Data records:
·····
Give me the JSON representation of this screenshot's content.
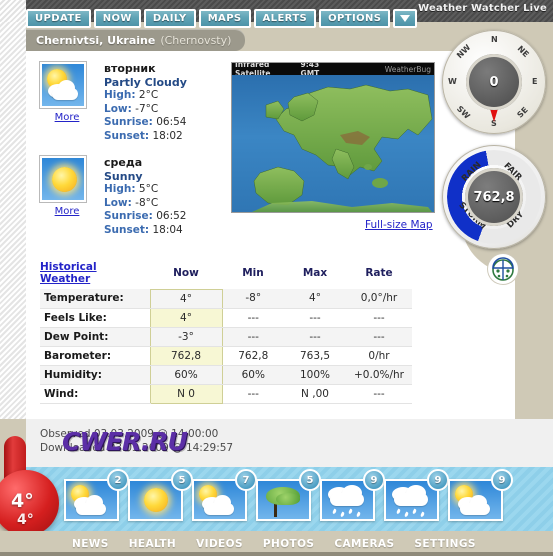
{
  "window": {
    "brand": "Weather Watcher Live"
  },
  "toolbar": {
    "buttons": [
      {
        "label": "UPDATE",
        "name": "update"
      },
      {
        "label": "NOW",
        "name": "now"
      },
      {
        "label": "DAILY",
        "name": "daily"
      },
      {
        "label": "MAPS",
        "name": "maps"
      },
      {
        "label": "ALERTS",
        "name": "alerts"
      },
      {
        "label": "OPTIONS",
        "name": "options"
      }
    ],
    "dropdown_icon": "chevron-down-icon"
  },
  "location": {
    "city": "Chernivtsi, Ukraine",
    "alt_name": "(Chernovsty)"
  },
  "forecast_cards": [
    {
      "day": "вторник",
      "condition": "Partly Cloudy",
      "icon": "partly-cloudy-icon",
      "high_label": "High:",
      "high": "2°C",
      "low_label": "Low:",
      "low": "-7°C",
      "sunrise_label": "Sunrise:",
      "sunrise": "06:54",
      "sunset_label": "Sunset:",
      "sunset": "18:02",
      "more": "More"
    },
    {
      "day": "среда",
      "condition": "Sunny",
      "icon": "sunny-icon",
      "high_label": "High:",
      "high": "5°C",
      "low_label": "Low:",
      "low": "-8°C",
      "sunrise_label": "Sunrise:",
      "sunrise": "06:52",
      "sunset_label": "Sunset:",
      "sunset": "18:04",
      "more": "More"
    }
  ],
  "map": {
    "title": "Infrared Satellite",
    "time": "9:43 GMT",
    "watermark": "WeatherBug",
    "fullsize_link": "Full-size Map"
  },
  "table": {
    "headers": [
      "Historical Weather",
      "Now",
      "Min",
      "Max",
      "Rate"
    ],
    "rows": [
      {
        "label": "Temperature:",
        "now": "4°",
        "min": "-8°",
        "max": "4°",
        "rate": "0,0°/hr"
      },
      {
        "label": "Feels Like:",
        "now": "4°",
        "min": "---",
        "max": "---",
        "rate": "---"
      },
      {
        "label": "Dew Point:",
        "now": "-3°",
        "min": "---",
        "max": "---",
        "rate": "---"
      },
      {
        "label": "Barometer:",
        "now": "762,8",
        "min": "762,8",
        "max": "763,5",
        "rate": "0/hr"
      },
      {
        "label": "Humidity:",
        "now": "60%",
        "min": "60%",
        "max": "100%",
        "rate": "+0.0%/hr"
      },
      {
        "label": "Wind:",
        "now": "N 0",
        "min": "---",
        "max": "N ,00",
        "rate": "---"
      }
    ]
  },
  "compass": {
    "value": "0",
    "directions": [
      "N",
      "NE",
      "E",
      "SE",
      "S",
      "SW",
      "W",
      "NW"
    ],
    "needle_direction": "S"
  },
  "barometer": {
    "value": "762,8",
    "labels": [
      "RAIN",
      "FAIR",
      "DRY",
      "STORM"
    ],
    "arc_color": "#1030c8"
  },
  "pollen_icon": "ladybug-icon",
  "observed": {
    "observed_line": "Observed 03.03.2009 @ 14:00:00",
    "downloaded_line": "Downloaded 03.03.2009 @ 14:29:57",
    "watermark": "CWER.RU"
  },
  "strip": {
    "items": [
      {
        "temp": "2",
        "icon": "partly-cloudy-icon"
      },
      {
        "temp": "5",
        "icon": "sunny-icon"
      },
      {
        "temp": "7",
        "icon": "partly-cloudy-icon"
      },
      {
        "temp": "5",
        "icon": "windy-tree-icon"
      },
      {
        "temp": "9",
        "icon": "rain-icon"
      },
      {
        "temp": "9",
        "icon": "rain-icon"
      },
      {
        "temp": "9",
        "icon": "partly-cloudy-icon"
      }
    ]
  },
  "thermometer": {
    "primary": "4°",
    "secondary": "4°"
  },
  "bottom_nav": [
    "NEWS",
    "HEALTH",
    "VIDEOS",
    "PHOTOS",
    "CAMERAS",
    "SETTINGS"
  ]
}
·····
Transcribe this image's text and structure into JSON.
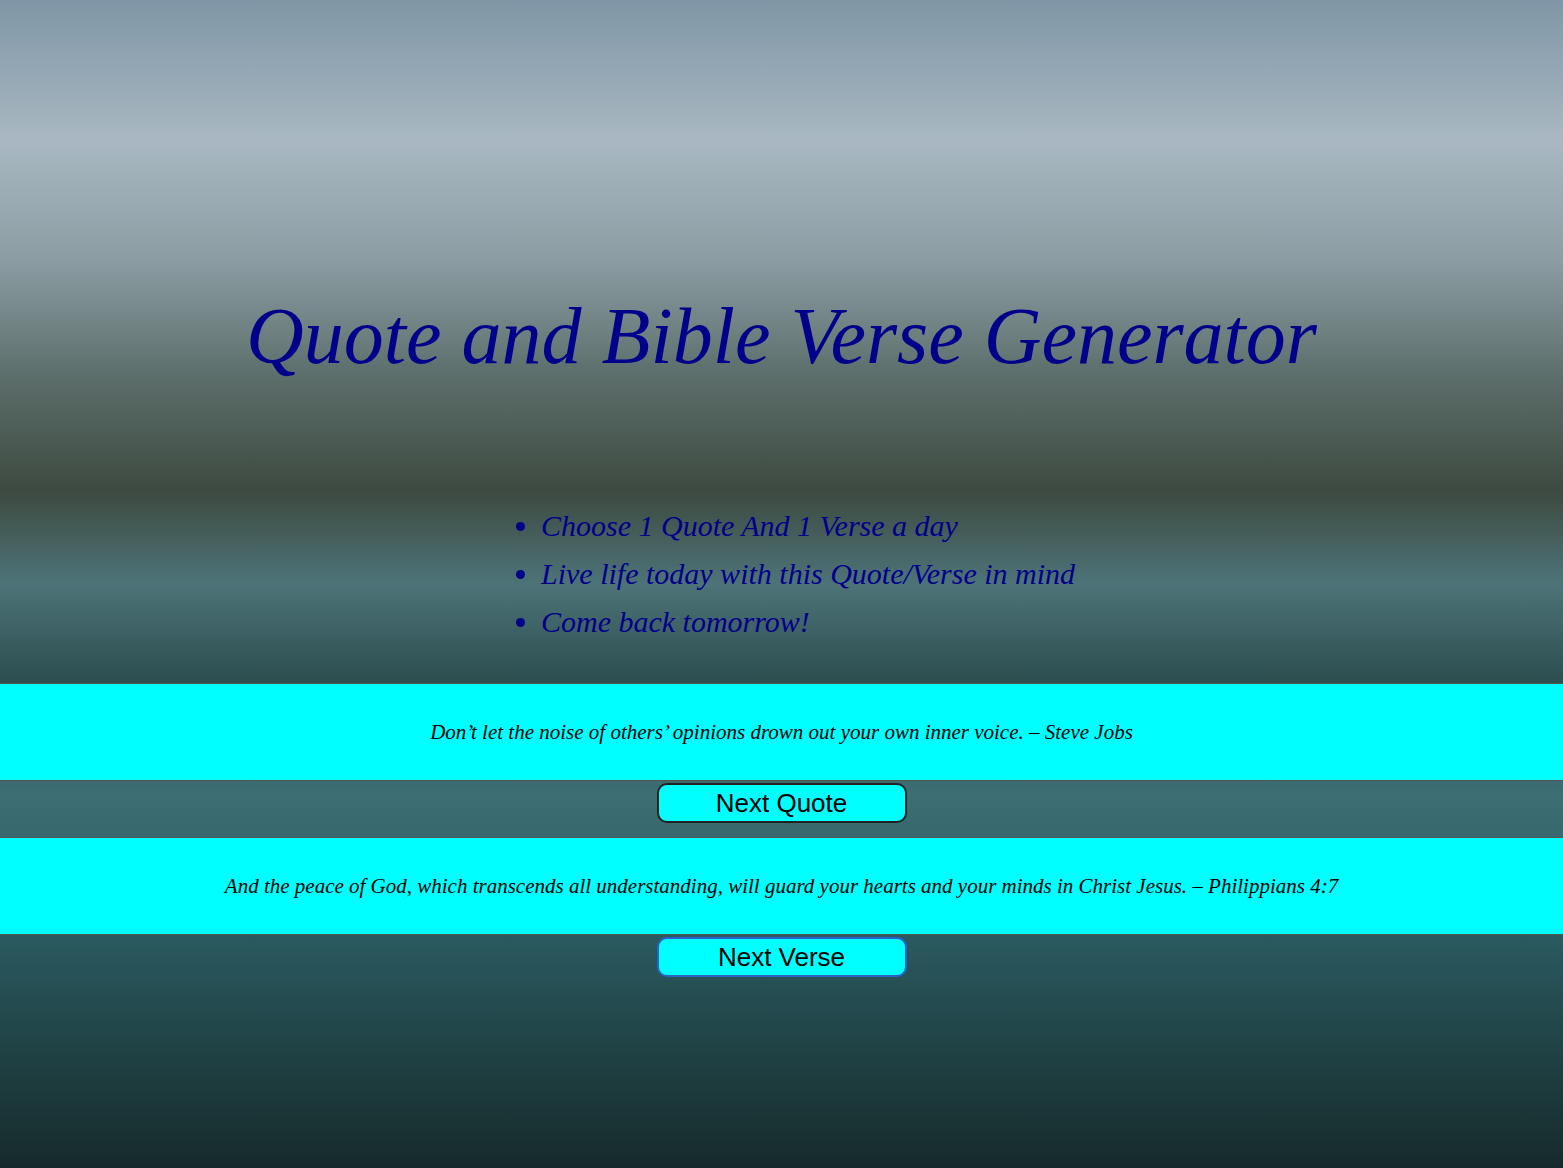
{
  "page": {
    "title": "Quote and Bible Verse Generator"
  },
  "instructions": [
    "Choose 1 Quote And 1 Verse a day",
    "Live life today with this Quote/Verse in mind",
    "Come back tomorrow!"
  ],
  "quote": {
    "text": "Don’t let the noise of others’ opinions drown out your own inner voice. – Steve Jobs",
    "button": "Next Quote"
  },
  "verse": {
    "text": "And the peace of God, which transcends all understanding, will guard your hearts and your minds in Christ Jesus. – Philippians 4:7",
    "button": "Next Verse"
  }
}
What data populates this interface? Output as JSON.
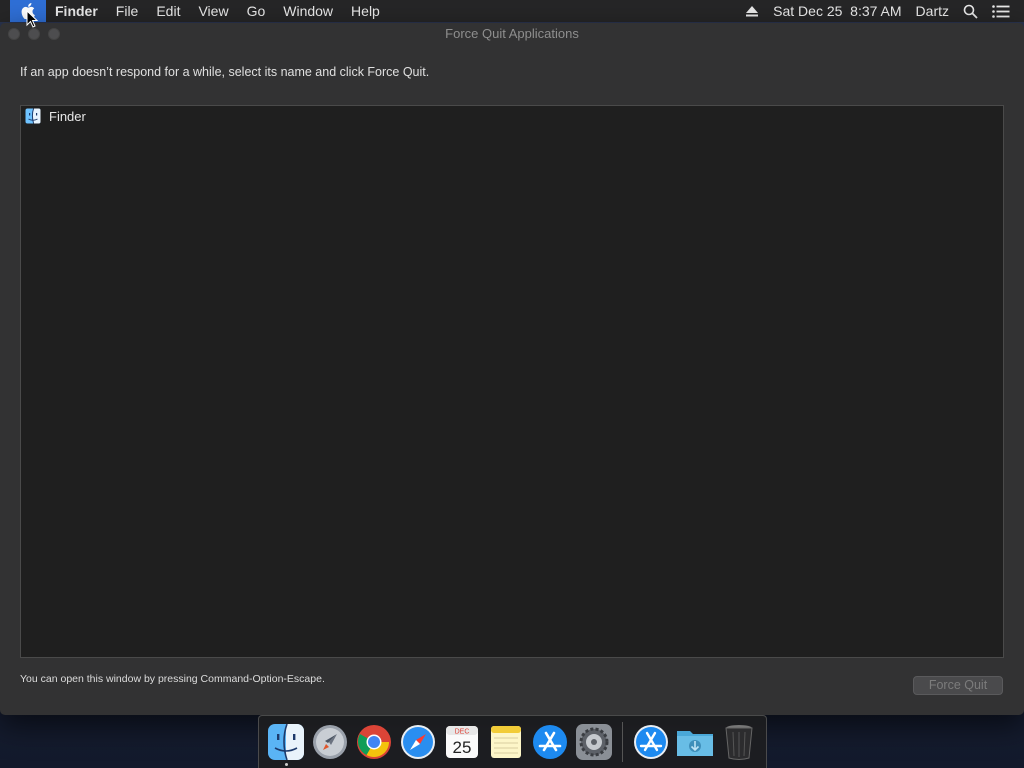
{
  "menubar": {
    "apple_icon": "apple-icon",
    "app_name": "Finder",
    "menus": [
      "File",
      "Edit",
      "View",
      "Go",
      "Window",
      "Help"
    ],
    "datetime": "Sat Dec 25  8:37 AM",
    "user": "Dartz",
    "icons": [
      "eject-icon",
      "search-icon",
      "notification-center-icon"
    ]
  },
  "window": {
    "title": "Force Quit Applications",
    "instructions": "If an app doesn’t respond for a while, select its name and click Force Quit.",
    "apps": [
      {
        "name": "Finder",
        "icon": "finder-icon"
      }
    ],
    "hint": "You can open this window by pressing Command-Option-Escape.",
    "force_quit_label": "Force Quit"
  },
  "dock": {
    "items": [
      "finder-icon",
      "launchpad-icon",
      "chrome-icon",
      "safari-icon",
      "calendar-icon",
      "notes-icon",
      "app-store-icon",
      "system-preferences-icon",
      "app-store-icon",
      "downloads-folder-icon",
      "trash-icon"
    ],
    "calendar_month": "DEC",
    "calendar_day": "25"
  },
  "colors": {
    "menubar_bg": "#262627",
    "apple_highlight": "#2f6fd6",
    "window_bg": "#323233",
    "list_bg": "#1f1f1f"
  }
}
·····
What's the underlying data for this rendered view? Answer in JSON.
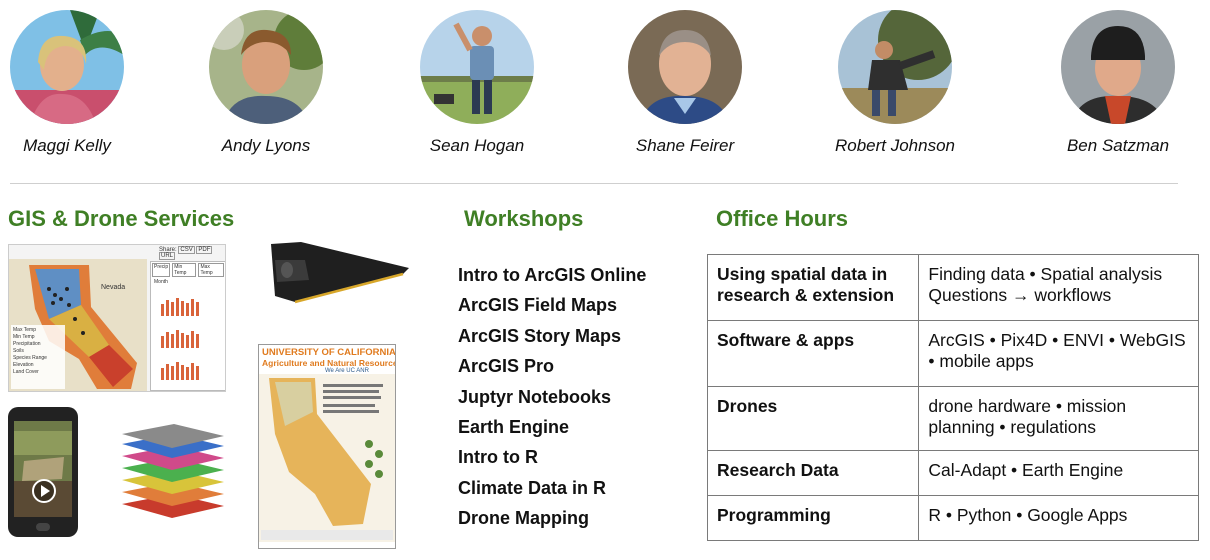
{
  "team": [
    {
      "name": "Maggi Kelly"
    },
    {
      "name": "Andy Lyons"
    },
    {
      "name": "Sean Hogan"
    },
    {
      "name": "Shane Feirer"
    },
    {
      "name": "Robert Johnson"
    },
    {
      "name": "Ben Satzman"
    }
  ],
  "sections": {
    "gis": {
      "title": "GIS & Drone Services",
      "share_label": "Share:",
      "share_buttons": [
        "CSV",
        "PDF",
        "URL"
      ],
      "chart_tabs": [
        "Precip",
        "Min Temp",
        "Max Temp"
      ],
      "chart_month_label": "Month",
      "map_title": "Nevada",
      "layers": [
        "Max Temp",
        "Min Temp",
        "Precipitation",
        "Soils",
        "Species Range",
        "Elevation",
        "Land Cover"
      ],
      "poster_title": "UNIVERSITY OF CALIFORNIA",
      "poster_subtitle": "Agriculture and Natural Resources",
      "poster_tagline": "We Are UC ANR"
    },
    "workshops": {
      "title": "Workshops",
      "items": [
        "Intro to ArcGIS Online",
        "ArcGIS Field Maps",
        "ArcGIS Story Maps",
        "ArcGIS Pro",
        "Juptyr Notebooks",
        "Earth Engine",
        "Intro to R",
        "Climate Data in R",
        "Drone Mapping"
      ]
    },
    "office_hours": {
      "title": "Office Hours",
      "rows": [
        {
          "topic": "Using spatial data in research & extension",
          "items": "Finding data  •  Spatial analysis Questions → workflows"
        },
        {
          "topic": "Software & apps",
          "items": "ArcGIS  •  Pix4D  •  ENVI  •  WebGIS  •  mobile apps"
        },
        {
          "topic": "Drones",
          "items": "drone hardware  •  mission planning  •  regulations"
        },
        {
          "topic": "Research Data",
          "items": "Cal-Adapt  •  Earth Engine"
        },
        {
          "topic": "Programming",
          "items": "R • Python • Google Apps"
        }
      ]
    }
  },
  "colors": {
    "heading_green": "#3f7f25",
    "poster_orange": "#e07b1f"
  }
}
·····
**Task**
Using the listing above, gather each line that holds the string "ArcGIS" and copy it.

**Result of this task**
        "Intro to ArcGIS Online",
        "ArcGIS Field Maps",
        "ArcGIS Story Maps",
        "ArcGIS Pro",
          "items": "ArcGIS  •  Pix4D  •  ENVI  •  WebGIS  •  mobile apps"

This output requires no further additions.